## Set exercise
Skip the images. Copy the records exactly as written.

## Dataset rows
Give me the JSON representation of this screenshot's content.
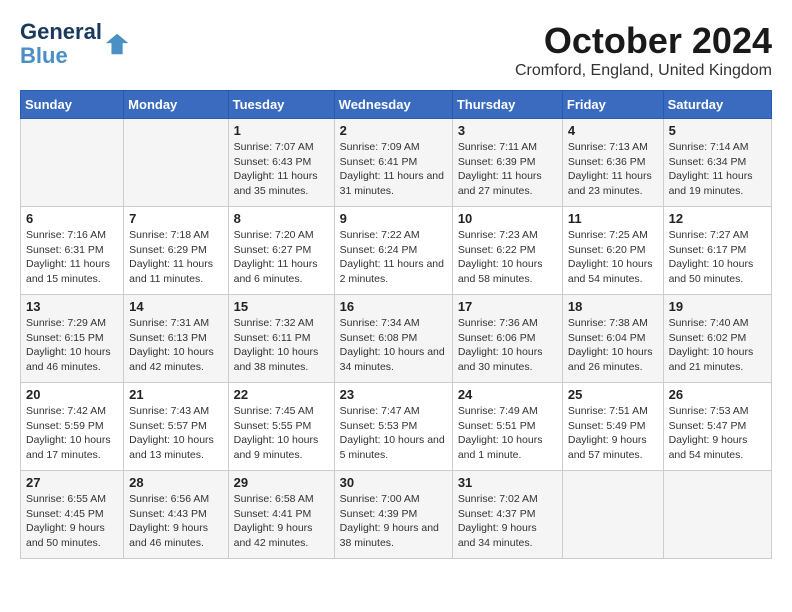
{
  "logo": {
    "line1": "General",
    "line2": "Blue"
  },
  "title": "October 2024",
  "location": "Cromford, England, United Kingdom",
  "days_header": [
    "Sunday",
    "Monday",
    "Tuesday",
    "Wednesday",
    "Thursday",
    "Friday",
    "Saturday"
  ],
  "weeks": [
    [
      {
        "day": "",
        "info": ""
      },
      {
        "day": "",
        "info": ""
      },
      {
        "day": "1",
        "info": "Sunrise: 7:07 AM\nSunset: 6:43 PM\nDaylight: 11 hours and 35 minutes."
      },
      {
        "day": "2",
        "info": "Sunrise: 7:09 AM\nSunset: 6:41 PM\nDaylight: 11 hours and 31 minutes."
      },
      {
        "day": "3",
        "info": "Sunrise: 7:11 AM\nSunset: 6:39 PM\nDaylight: 11 hours and 27 minutes."
      },
      {
        "day": "4",
        "info": "Sunrise: 7:13 AM\nSunset: 6:36 PM\nDaylight: 11 hours and 23 minutes."
      },
      {
        "day": "5",
        "info": "Sunrise: 7:14 AM\nSunset: 6:34 PM\nDaylight: 11 hours and 19 minutes."
      }
    ],
    [
      {
        "day": "6",
        "info": "Sunrise: 7:16 AM\nSunset: 6:31 PM\nDaylight: 11 hours and 15 minutes."
      },
      {
        "day": "7",
        "info": "Sunrise: 7:18 AM\nSunset: 6:29 PM\nDaylight: 11 hours and 11 minutes."
      },
      {
        "day": "8",
        "info": "Sunrise: 7:20 AM\nSunset: 6:27 PM\nDaylight: 11 hours and 6 minutes."
      },
      {
        "day": "9",
        "info": "Sunrise: 7:22 AM\nSunset: 6:24 PM\nDaylight: 11 hours and 2 minutes."
      },
      {
        "day": "10",
        "info": "Sunrise: 7:23 AM\nSunset: 6:22 PM\nDaylight: 10 hours and 58 minutes."
      },
      {
        "day": "11",
        "info": "Sunrise: 7:25 AM\nSunset: 6:20 PM\nDaylight: 10 hours and 54 minutes."
      },
      {
        "day": "12",
        "info": "Sunrise: 7:27 AM\nSunset: 6:17 PM\nDaylight: 10 hours and 50 minutes."
      }
    ],
    [
      {
        "day": "13",
        "info": "Sunrise: 7:29 AM\nSunset: 6:15 PM\nDaylight: 10 hours and 46 minutes."
      },
      {
        "day": "14",
        "info": "Sunrise: 7:31 AM\nSunset: 6:13 PM\nDaylight: 10 hours and 42 minutes."
      },
      {
        "day": "15",
        "info": "Sunrise: 7:32 AM\nSunset: 6:11 PM\nDaylight: 10 hours and 38 minutes."
      },
      {
        "day": "16",
        "info": "Sunrise: 7:34 AM\nSunset: 6:08 PM\nDaylight: 10 hours and 34 minutes."
      },
      {
        "day": "17",
        "info": "Sunrise: 7:36 AM\nSunset: 6:06 PM\nDaylight: 10 hours and 30 minutes."
      },
      {
        "day": "18",
        "info": "Sunrise: 7:38 AM\nSunset: 6:04 PM\nDaylight: 10 hours and 26 minutes."
      },
      {
        "day": "19",
        "info": "Sunrise: 7:40 AM\nSunset: 6:02 PM\nDaylight: 10 hours and 21 minutes."
      }
    ],
    [
      {
        "day": "20",
        "info": "Sunrise: 7:42 AM\nSunset: 5:59 PM\nDaylight: 10 hours and 17 minutes."
      },
      {
        "day": "21",
        "info": "Sunrise: 7:43 AM\nSunset: 5:57 PM\nDaylight: 10 hours and 13 minutes."
      },
      {
        "day": "22",
        "info": "Sunrise: 7:45 AM\nSunset: 5:55 PM\nDaylight: 10 hours and 9 minutes."
      },
      {
        "day": "23",
        "info": "Sunrise: 7:47 AM\nSunset: 5:53 PM\nDaylight: 10 hours and 5 minutes."
      },
      {
        "day": "24",
        "info": "Sunrise: 7:49 AM\nSunset: 5:51 PM\nDaylight: 10 hours and 1 minute."
      },
      {
        "day": "25",
        "info": "Sunrise: 7:51 AM\nSunset: 5:49 PM\nDaylight: 9 hours and 57 minutes."
      },
      {
        "day": "26",
        "info": "Sunrise: 7:53 AM\nSunset: 5:47 PM\nDaylight: 9 hours and 54 minutes."
      }
    ],
    [
      {
        "day": "27",
        "info": "Sunrise: 6:55 AM\nSunset: 4:45 PM\nDaylight: 9 hours and 50 minutes."
      },
      {
        "day": "28",
        "info": "Sunrise: 6:56 AM\nSunset: 4:43 PM\nDaylight: 9 hours and 46 minutes."
      },
      {
        "day": "29",
        "info": "Sunrise: 6:58 AM\nSunset: 4:41 PM\nDaylight: 9 hours and 42 minutes."
      },
      {
        "day": "30",
        "info": "Sunrise: 7:00 AM\nSunset: 4:39 PM\nDaylight: 9 hours and 38 minutes."
      },
      {
        "day": "31",
        "info": "Sunrise: 7:02 AM\nSunset: 4:37 PM\nDaylight: 9 hours and 34 minutes."
      },
      {
        "day": "",
        "info": ""
      },
      {
        "day": "",
        "info": ""
      }
    ]
  ]
}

## Expected output
Give me the JSON representation of this screenshot's content.
{
  "logo": {
    "line1": "General",
    "line2": "Blue"
  },
  "title": "October 2024",
  "location": "Cromford, England, United Kingdom",
  "days_header": [
    "Sunday",
    "Monday",
    "Tuesday",
    "Wednesday",
    "Thursday",
    "Friday",
    "Saturday"
  ],
  "weeks": [
    [
      {
        "day": "",
        "info": ""
      },
      {
        "day": "",
        "info": ""
      },
      {
        "day": "1",
        "info": "Sunrise: 7:07 AM\nSunset: 6:43 PM\nDaylight: 11 hours and 35 minutes."
      },
      {
        "day": "2",
        "info": "Sunrise: 7:09 AM\nSunset: 6:41 PM\nDaylight: 11 hours and 31 minutes."
      },
      {
        "day": "3",
        "info": "Sunrise: 7:11 AM\nSunset: 6:39 PM\nDaylight: 11 hours and 27 minutes."
      },
      {
        "day": "4",
        "info": "Sunrise: 7:13 AM\nSunset: 6:36 PM\nDaylight: 11 hours and 23 minutes."
      },
      {
        "day": "5",
        "info": "Sunrise: 7:14 AM\nSunset: 6:34 PM\nDaylight: 11 hours and 19 minutes."
      }
    ],
    [
      {
        "day": "6",
        "info": "Sunrise: 7:16 AM\nSunset: 6:31 PM\nDaylight: 11 hours and 15 minutes."
      },
      {
        "day": "7",
        "info": "Sunrise: 7:18 AM\nSunset: 6:29 PM\nDaylight: 11 hours and 11 minutes."
      },
      {
        "day": "8",
        "info": "Sunrise: 7:20 AM\nSunset: 6:27 PM\nDaylight: 11 hours and 6 minutes."
      },
      {
        "day": "9",
        "info": "Sunrise: 7:22 AM\nSunset: 6:24 PM\nDaylight: 11 hours and 2 minutes."
      },
      {
        "day": "10",
        "info": "Sunrise: 7:23 AM\nSunset: 6:22 PM\nDaylight: 10 hours and 58 minutes."
      },
      {
        "day": "11",
        "info": "Sunrise: 7:25 AM\nSunset: 6:20 PM\nDaylight: 10 hours and 54 minutes."
      },
      {
        "day": "12",
        "info": "Sunrise: 7:27 AM\nSunset: 6:17 PM\nDaylight: 10 hours and 50 minutes."
      }
    ],
    [
      {
        "day": "13",
        "info": "Sunrise: 7:29 AM\nSunset: 6:15 PM\nDaylight: 10 hours and 46 minutes."
      },
      {
        "day": "14",
        "info": "Sunrise: 7:31 AM\nSunset: 6:13 PM\nDaylight: 10 hours and 42 minutes."
      },
      {
        "day": "15",
        "info": "Sunrise: 7:32 AM\nSunset: 6:11 PM\nDaylight: 10 hours and 38 minutes."
      },
      {
        "day": "16",
        "info": "Sunrise: 7:34 AM\nSunset: 6:08 PM\nDaylight: 10 hours and 34 minutes."
      },
      {
        "day": "17",
        "info": "Sunrise: 7:36 AM\nSunset: 6:06 PM\nDaylight: 10 hours and 30 minutes."
      },
      {
        "day": "18",
        "info": "Sunrise: 7:38 AM\nSunset: 6:04 PM\nDaylight: 10 hours and 26 minutes."
      },
      {
        "day": "19",
        "info": "Sunrise: 7:40 AM\nSunset: 6:02 PM\nDaylight: 10 hours and 21 minutes."
      }
    ],
    [
      {
        "day": "20",
        "info": "Sunrise: 7:42 AM\nSunset: 5:59 PM\nDaylight: 10 hours and 17 minutes."
      },
      {
        "day": "21",
        "info": "Sunrise: 7:43 AM\nSunset: 5:57 PM\nDaylight: 10 hours and 13 minutes."
      },
      {
        "day": "22",
        "info": "Sunrise: 7:45 AM\nSunset: 5:55 PM\nDaylight: 10 hours and 9 minutes."
      },
      {
        "day": "23",
        "info": "Sunrise: 7:47 AM\nSunset: 5:53 PM\nDaylight: 10 hours and 5 minutes."
      },
      {
        "day": "24",
        "info": "Sunrise: 7:49 AM\nSunset: 5:51 PM\nDaylight: 10 hours and 1 minute."
      },
      {
        "day": "25",
        "info": "Sunrise: 7:51 AM\nSunset: 5:49 PM\nDaylight: 9 hours and 57 minutes."
      },
      {
        "day": "26",
        "info": "Sunrise: 7:53 AM\nSunset: 5:47 PM\nDaylight: 9 hours and 54 minutes."
      }
    ],
    [
      {
        "day": "27",
        "info": "Sunrise: 6:55 AM\nSunset: 4:45 PM\nDaylight: 9 hours and 50 minutes."
      },
      {
        "day": "28",
        "info": "Sunrise: 6:56 AM\nSunset: 4:43 PM\nDaylight: 9 hours and 46 minutes."
      },
      {
        "day": "29",
        "info": "Sunrise: 6:58 AM\nSunset: 4:41 PM\nDaylight: 9 hours and 42 minutes."
      },
      {
        "day": "30",
        "info": "Sunrise: 7:00 AM\nSunset: 4:39 PM\nDaylight: 9 hours and 38 minutes."
      },
      {
        "day": "31",
        "info": "Sunrise: 7:02 AM\nSunset: 4:37 PM\nDaylight: 9 hours and 34 minutes."
      },
      {
        "day": "",
        "info": ""
      },
      {
        "day": "",
        "info": ""
      }
    ]
  ]
}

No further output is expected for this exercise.